> **The problem**
Copy out each line of the material below that holds the string "Suecia".

> **Extracted records**
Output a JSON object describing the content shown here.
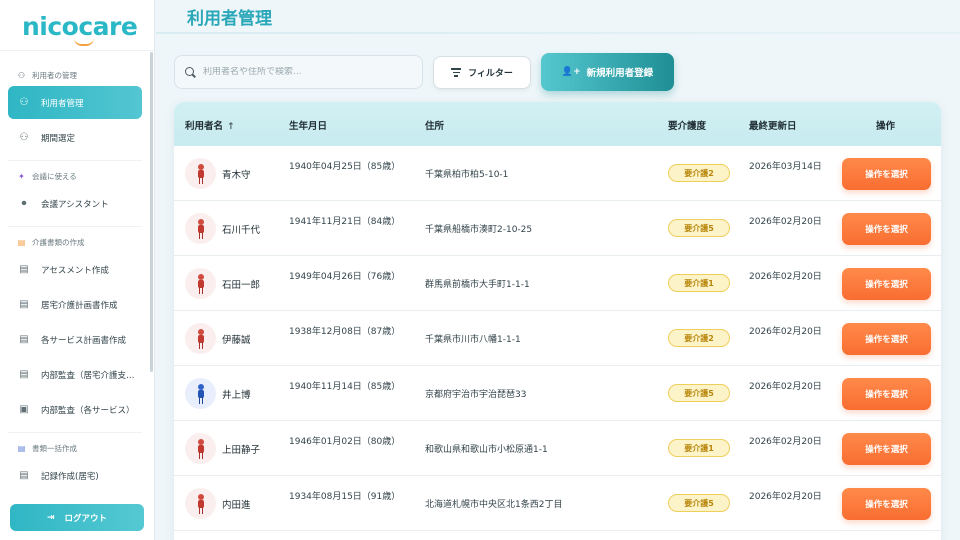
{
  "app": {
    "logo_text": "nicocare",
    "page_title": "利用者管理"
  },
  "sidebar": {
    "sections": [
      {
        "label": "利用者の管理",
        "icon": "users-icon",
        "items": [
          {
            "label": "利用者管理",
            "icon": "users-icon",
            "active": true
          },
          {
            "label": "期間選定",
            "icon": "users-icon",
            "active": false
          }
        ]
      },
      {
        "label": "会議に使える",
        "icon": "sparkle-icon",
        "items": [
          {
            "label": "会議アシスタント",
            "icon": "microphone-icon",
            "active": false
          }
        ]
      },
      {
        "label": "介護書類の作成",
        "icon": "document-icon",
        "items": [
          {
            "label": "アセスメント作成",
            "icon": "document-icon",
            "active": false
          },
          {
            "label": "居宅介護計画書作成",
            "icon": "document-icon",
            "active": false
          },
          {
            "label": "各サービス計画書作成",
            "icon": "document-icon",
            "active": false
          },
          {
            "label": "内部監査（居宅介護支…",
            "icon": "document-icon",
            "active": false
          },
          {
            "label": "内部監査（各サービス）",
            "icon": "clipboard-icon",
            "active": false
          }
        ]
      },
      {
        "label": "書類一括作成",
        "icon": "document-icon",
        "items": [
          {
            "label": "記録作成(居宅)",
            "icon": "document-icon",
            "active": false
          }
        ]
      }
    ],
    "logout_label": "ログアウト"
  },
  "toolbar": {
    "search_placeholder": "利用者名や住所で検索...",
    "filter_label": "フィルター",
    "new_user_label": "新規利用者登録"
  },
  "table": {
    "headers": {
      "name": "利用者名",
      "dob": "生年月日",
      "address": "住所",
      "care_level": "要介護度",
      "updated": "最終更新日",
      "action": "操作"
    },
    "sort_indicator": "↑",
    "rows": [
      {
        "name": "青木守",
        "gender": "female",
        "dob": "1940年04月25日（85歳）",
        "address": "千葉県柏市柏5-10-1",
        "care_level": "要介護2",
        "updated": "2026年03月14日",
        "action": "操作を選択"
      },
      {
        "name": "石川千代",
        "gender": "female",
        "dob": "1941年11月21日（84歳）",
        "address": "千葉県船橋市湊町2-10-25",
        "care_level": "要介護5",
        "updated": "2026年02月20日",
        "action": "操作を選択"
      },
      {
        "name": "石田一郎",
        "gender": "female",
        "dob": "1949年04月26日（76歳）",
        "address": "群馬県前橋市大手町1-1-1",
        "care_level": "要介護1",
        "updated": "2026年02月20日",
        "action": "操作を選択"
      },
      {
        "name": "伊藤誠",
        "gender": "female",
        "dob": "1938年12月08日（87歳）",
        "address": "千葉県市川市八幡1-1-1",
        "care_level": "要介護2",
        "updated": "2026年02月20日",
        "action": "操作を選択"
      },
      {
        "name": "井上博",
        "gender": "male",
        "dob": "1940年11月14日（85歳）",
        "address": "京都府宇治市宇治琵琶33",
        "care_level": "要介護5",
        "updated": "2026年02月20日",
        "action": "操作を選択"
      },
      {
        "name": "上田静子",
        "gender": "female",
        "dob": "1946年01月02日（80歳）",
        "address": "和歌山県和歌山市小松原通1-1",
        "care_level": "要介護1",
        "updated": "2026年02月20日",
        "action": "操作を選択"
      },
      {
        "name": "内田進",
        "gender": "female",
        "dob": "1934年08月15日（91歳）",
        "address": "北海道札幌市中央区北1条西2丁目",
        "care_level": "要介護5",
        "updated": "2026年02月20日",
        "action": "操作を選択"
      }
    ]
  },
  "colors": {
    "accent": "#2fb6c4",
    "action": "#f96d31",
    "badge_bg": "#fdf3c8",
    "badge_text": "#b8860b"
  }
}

* * *

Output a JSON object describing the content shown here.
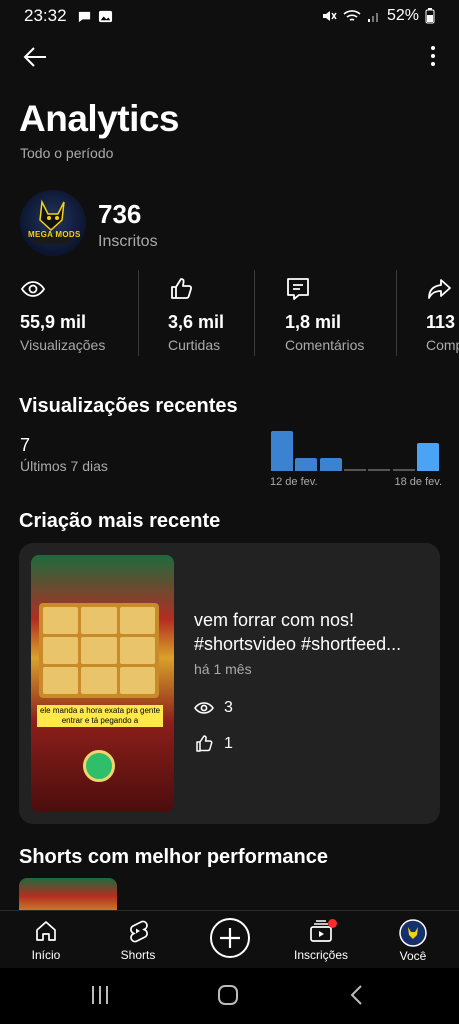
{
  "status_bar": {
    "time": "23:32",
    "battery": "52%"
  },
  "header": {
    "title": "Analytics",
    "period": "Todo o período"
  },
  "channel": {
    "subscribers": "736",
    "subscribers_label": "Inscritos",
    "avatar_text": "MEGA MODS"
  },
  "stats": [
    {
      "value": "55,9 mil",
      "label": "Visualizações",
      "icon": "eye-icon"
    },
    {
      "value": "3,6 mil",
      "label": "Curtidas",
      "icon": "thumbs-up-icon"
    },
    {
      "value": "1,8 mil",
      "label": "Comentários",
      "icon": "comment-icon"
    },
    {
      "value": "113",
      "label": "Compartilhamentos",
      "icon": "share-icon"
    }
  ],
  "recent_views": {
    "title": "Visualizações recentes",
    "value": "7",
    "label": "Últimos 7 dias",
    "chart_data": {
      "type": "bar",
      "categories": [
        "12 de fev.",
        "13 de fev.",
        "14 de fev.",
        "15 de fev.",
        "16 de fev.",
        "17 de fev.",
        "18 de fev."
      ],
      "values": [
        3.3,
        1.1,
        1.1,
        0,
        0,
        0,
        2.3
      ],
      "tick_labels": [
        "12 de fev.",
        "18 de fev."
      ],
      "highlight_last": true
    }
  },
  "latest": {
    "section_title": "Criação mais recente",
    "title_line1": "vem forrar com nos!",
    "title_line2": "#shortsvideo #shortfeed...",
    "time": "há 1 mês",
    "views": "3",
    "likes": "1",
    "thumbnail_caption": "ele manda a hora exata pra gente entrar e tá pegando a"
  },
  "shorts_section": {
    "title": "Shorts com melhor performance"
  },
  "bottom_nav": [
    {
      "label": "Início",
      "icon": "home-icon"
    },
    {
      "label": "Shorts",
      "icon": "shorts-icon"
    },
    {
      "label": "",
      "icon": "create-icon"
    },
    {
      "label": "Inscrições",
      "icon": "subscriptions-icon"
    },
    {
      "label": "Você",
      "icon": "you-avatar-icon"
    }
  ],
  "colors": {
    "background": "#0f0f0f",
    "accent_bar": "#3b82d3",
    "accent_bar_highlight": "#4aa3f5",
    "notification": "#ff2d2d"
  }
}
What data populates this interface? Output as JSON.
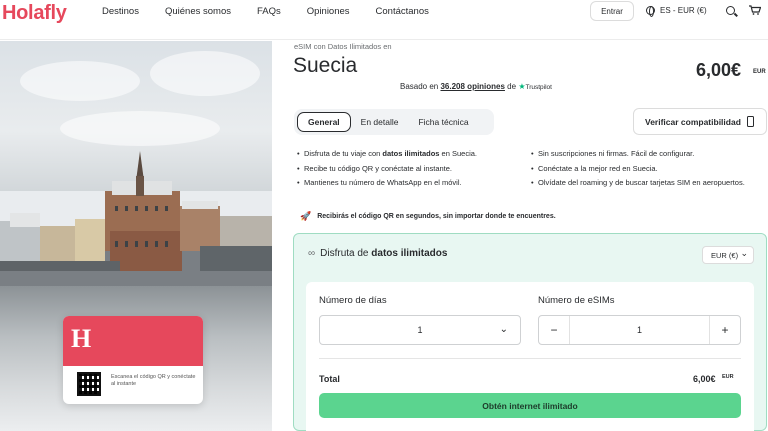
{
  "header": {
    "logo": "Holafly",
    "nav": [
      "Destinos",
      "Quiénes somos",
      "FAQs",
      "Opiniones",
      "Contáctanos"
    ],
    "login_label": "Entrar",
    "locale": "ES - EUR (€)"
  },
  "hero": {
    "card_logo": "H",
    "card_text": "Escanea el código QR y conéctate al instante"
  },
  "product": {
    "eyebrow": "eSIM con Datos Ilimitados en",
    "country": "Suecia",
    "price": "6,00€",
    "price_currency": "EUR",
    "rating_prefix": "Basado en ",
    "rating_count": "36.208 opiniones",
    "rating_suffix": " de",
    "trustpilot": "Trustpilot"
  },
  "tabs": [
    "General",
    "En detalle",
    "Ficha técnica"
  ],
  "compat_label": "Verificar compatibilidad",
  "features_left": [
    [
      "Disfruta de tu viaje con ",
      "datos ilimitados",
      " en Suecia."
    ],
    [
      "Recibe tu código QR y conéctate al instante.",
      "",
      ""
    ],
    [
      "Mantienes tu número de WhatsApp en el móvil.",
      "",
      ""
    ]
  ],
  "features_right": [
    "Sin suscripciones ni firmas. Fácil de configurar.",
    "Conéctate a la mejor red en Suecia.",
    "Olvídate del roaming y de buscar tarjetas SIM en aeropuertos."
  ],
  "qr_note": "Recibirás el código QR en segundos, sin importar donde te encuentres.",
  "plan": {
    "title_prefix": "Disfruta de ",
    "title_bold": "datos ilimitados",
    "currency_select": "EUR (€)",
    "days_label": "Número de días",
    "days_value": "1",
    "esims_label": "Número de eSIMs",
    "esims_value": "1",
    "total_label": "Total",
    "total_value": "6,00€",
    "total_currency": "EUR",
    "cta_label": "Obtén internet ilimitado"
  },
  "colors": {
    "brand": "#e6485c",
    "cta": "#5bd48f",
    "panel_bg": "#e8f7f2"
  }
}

> **Solution below**
    "country": "Suecia",
      " en Suecia."
    "Conéctate a la mejor red en Suecia.",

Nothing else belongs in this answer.